Figure dataset records
= = =

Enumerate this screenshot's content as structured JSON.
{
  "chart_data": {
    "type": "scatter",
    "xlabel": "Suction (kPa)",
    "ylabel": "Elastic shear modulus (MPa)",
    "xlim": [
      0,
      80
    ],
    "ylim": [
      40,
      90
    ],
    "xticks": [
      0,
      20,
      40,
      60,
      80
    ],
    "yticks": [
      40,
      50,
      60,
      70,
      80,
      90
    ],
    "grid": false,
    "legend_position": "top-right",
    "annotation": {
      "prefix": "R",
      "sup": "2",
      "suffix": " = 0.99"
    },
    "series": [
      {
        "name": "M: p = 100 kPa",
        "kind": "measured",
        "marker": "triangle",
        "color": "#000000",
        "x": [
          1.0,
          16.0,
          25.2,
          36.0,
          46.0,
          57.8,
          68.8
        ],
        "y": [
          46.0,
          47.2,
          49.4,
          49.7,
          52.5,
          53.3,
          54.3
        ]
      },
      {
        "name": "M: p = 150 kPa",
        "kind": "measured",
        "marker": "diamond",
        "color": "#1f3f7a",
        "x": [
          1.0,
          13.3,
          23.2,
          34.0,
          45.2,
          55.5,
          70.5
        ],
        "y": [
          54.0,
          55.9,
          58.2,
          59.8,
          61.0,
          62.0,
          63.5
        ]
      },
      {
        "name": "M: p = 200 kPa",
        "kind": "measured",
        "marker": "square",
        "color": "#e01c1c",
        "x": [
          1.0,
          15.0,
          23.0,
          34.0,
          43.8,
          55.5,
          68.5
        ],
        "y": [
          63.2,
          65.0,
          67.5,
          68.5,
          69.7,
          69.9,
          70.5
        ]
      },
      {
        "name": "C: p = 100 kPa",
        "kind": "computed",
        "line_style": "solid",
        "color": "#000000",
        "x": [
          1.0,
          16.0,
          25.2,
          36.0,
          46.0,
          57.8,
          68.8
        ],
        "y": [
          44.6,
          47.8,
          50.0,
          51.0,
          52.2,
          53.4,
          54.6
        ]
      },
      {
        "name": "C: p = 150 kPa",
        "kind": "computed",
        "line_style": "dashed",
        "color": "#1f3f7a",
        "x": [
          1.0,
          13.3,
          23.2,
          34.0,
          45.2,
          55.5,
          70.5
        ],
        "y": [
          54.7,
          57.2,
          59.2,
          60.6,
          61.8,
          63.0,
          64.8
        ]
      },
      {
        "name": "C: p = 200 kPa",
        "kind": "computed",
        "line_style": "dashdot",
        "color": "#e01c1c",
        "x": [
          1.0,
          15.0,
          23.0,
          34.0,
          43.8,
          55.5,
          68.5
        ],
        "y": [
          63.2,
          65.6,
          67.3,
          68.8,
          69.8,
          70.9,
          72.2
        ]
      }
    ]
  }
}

= = =

GOAL OF THE EXERCISE
Copy down the material exactly as written.

THE RESULT
Enumerate this screenshot's content as structured JSON.
{
  "chart_data": {
    "type": "scatter",
    "xlabel": "Suction (kPa)",
    "ylabel": "Elastic shear modulus (MPa)",
    "xlim": [
      0,
      80
    ],
    "ylim": [
      40,
      90
    ],
    "xticks": [
      0,
      20,
      40,
      60,
      80
    ],
    "yticks": [
      40,
      50,
      60,
      70,
      80,
      90
    ],
    "grid": false,
    "legend_position": "top-right",
    "annotation": {
      "prefix": "R",
      "sup": "2",
      "suffix": " = 0.99"
    },
    "series": [
      {
        "name": "M: p = 100 kPa",
        "kind": "measured",
        "marker": "triangle",
        "color": "#000000",
        "x": [
          1.0,
          16.0,
          25.2,
          36.0,
          46.0,
          57.8,
          68.8
        ],
        "y": [
          46.0,
          47.2,
          49.4,
          49.7,
          52.5,
          53.3,
          54.3
        ]
      },
      {
        "name": "M: p = 150 kPa",
        "kind": "measured",
        "marker": "diamond",
        "color": "#1f3f7a",
        "x": [
          1.0,
          13.3,
          23.2,
          34.0,
          45.2,
          55.5,
          70.5
        ],
        "y": [
          54.0,
          55.9,
          58.2,
          59.8,
          61.0,
          62.0,
          63.5
        ]
      },
      {
        "name": "M: p = 200 kPa",
        "kind": "measured",
        "marker": "square",
        "color": "#e01c1c",
        "x": [
          1.0,
          15.0,
          23.0,
          34.0,
          43.8,
          55.5,
          68.5
        ],
        "y": [
          63.2,
          65.0,
          67.5,
          68.5,
          69.7,
          69.9,
          70.5
        ]
      },
      {
        "name": "C: p = 100 kPa",
        "kind": "computed",
        "line_style": "solid",
        "color": "#000000",
        "x": [
          1.0,
          16.0,
          25.2,
          36.0,
          46.0,
          57.8,
          68.8
        ],
        "y": [
          44.6,
          47.8,
          50.0,
          51.0,
          52.2,
          53.4,
          54.6
        ]
      },
      {
        "name": "C: p = 150 kPa",
        "kind": "computed",
        "line_style": "dashed",
        "color": "#1f3f7a",
        "x": [
          1.0,
          13.3,
          23.2,
          34.0,
          45.2,
          55.5,
          70.5
        ],
        "y": [
          54.7,
          57.2,
          59.2,
          60.6,
          61.8,
          63.0,
          64.8
        ]
      },
      {
        "name": "C: p = 200 kPa",
        "kind": "computed",
        "line_style": "dashdot",
        "color": "#e01c1c",
        "x": [
          1.0,
          15.0,
          23.0,
          34.0,
          43.8,
          55.5,
          68.5
        ],
        "y": [
          63.2,
          65.6,
          67.3,
          68.8,
          69.8,
          70.9,
          72.2
        ]
      }
    ]
  }
}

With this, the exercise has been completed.